> Exercise:
Write the records out again, precisely as they stand.

──────────

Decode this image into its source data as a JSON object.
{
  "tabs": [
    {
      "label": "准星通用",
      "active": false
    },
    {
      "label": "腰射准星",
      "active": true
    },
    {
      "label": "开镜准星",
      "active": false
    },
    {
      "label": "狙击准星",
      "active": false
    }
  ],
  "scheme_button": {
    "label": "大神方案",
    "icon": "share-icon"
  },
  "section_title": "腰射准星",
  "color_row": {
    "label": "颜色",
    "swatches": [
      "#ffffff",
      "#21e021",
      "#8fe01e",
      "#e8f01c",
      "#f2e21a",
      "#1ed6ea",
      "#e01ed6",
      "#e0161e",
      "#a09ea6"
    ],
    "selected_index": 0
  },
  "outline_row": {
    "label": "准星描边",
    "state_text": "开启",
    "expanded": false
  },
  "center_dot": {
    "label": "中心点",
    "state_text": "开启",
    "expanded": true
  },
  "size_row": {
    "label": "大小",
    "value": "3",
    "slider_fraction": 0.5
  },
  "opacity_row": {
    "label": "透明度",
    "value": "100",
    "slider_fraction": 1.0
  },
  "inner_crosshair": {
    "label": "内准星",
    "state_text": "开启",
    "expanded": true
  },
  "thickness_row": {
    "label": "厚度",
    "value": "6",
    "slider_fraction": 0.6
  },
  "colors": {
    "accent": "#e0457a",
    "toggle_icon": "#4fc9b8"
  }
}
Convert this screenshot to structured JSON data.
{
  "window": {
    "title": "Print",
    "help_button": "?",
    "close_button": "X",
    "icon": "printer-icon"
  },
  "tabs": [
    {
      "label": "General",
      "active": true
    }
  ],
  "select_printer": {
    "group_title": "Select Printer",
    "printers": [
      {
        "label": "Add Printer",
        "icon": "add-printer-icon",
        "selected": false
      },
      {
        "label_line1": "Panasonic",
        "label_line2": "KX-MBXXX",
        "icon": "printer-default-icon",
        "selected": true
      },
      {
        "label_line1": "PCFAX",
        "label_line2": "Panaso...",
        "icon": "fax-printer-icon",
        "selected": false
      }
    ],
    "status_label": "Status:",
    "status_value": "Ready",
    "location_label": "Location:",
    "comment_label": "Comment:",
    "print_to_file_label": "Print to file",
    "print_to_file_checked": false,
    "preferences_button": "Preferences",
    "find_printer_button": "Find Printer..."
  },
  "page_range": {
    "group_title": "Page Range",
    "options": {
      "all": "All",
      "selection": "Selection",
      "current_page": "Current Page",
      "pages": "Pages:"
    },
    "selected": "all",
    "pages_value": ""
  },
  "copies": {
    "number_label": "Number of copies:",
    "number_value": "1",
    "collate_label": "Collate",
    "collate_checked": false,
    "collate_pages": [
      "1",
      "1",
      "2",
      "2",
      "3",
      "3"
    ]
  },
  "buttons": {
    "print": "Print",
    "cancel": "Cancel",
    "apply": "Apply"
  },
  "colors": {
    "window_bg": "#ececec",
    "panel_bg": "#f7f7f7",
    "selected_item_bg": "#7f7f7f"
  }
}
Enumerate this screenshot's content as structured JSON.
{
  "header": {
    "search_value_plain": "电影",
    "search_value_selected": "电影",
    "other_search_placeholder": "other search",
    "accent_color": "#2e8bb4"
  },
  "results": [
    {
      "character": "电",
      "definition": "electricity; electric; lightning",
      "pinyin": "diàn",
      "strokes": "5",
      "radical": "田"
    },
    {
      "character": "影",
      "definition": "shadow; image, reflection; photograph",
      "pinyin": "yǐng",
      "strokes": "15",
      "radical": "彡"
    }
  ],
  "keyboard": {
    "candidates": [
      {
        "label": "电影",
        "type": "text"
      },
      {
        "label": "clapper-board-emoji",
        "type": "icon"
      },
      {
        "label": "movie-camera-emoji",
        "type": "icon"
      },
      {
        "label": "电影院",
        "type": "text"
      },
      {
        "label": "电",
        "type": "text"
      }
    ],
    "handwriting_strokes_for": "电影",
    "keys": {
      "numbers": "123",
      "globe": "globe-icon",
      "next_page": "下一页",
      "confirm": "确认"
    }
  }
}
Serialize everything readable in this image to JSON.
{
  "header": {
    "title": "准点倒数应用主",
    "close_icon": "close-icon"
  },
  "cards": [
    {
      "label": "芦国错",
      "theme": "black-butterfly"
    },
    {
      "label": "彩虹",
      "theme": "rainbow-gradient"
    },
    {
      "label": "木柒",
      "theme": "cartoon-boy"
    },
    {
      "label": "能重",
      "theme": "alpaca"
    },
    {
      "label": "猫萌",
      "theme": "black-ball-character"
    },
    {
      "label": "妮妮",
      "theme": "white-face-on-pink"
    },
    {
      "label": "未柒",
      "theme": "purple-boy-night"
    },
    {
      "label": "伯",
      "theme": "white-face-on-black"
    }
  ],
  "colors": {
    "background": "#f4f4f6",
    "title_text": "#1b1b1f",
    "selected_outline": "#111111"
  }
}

──────────

> Reply to the task:
Decode this image into its source data as a JSON object.
{
  "tabs": [
    {
      "label": "准星通用",
      "active": false
    },
    {
      "label": "腰射准星",
      "active": true
    },
    {
      "label": "开镜准星",
      "active": false
    },
    {
      "label": "狙击准星",
      "active": false
    }
  ],
  "scheme_button": {
    "label": "大神方案",
    "icon": "share-icon"
  },
  "section_title": "腰射准星",
  "color_row": {
    "label": "颜色",
    "swatches": [
      "#ffffff",
      "#21e021",
      "#8fe01e",
      "#e8f01c",
      "#f2e21a",
      "#1ed6ea",
      "#e01ed6",
      "#e0161e",
      "#a09ea6"
    ],
    "selected_index": 0
  },
  "outline_row": {
    "label": "准星描边",
    "state_text": "开启",
    "expanded": false
  },
  "center_dot": {
    "label": "中心点",
    "state_text": "开启",
    "expanded": true
  },
  "size_row": {
    "label": "大小",
    "value": "3",
    "slider_fraction": 0.5
  },
  "opacity_row": {
    "label": "透明度",
    "value": "100",
    "slider_fraction": 1.0
  },
  "inner_crosshair": {
    "label": "内准星",
    "state_text": "开启",
    "expanded": true
  },
  "thickness_row": {
    "label": "厚度",
    "value": "6",
    "slider_fraction": 0.6
  },
  "colors": {
    "accent": "#e0457a",
    "toggle_icon": "#4fc9b8"
  }
}
Convert this screenshot to structured JSON data.
{
  "window": {
    "title": "Print",
    "help_button": "?",
    "close_button": "X",
    "icon": "printer-icon"
  },
  "tabs": [
    {
      "label": "General",
      "active": true
    }
  ],
  "select_printer": {
    "group_title": "Select Printer",
    "printers": [
      {
        "label": "Add Printer",
        "icon": "add-printer-icon",
        "selected": false
      },
      {
        "label_line1": "Panasonic",
        "label_line2": "KX-MBXXX",
        "icon": "printer-default-icon",
        "selected": true
      },
      {
        "label_line1": "PCFAX",
        "label_line2": "Panaso...",
        "icon": "fax-printer-icon",
        "selected": false
      }
    ],
    "status_label": "Status:",
    "status_value": "Ready",
    "location_label": "Location:",
    "comment_label": "Comment:",
    "print_to_file_label": "Print to file",
    "print_to_file_checked": false,
    "preferences_button": "Preferences",
    "find_printer_button": "Find Printer..."
  },
  "page_range": {
    "group_title": "Page Range",
    "options": {
      "all": "All",
      "selection": "Selection",
      "current_page": "Current Page",
      "pages": "Pages:"
    },
    "selected": "all",
    "pages_value": ""
  },
  "copies": {
    "number_label": "Number of copies:",
    "number_value": "1",
    "collate_label": "Collate",
    "collate_checked": false,
    "collate_pages": [
      "1",
      "1",
      "2",
      "2",
      "3",
      "3"
    ]
  },
  "buttons": {
    "print": "Print",
    "cancel": "Cancel",
    "apply": "Apply"
  },
  "colors": {
    "window_bg": "#ececec",
    "panel_bg": "#f7f7f7",
    "selected_item_bg": "#7f7f7f"
  }
}
Enumerate this screenshot's content as structured JSON.
{
  "header": {
    "search_value_plain": "电影",
    "search_value_selected": "电影",
    "other_search_placeholder": "other search",
    "accent_color": "#2e8bb4"
  },
  "results": [
    {
      "character": "电",
      "definition": "electricity; electric; lightning",
      "pinyin": "diàn",
      "strokes": "5",
      "radical": "田"
    },
    {
      "character": "影",
      "definition": "shadow; image, reflection; photograph",
      "pinyin": "yǐng",
      "strokes": "15",
      "radical": "彡"
    }
  ],
  "keyboard": {
    "candidates": [
      {
        "label": "电影",
        "type": "text"
      },
      {
        "label": "clapper-board-emoji",
        "type": "icon"
      },
      {
        "label": "movie-camera-emoji",
        "type": "icon"
      },
      {
        "label": "电影院",
        "type": "text"
      },
      {
        "label": "电",
        "type": "text"
      }
    ],
    "handwriting_strokes_for": "电影",
    "keys": {
      "numbers": "123",
      "globe": "globe-icon",
      "next_page": "下一页",
      "confirm": "确认"
    }
  }
}
Serialize everything readable in this image to JSON.
{
  "header": {
    "title": "准点倒数应用主",
    "close_icon": "close-icon"
  },
  "cards": [
    {
      "label": "芦国错",
      "theme": "black-butterfly"
    },
    {
      "label": "彩虹",
      "theme": "rainbow-gradient"
    },
    {
      "label": "木柒",
      "theme": "cartoon-boy"
    },
    {
      "label": "能重",
      "theme": "alpaca"
    },
    {
      "label": "猫萌",
      "theme": "black-ball-character"
    },
    {
      "label": "妮妮",
      "theme": "white-face-on-pink"
    },
    {
      "label": "未柒",
      "theme": "purple-boy-night"
    },
    {
      "label": "伯",
      "theme": "white-face-on-black"
    }
  ],
  "colors": {
    "background": "#f4f4f6",
    "title_text": "#1b1b1f",
    "selected_outline": "#111111"
  }
}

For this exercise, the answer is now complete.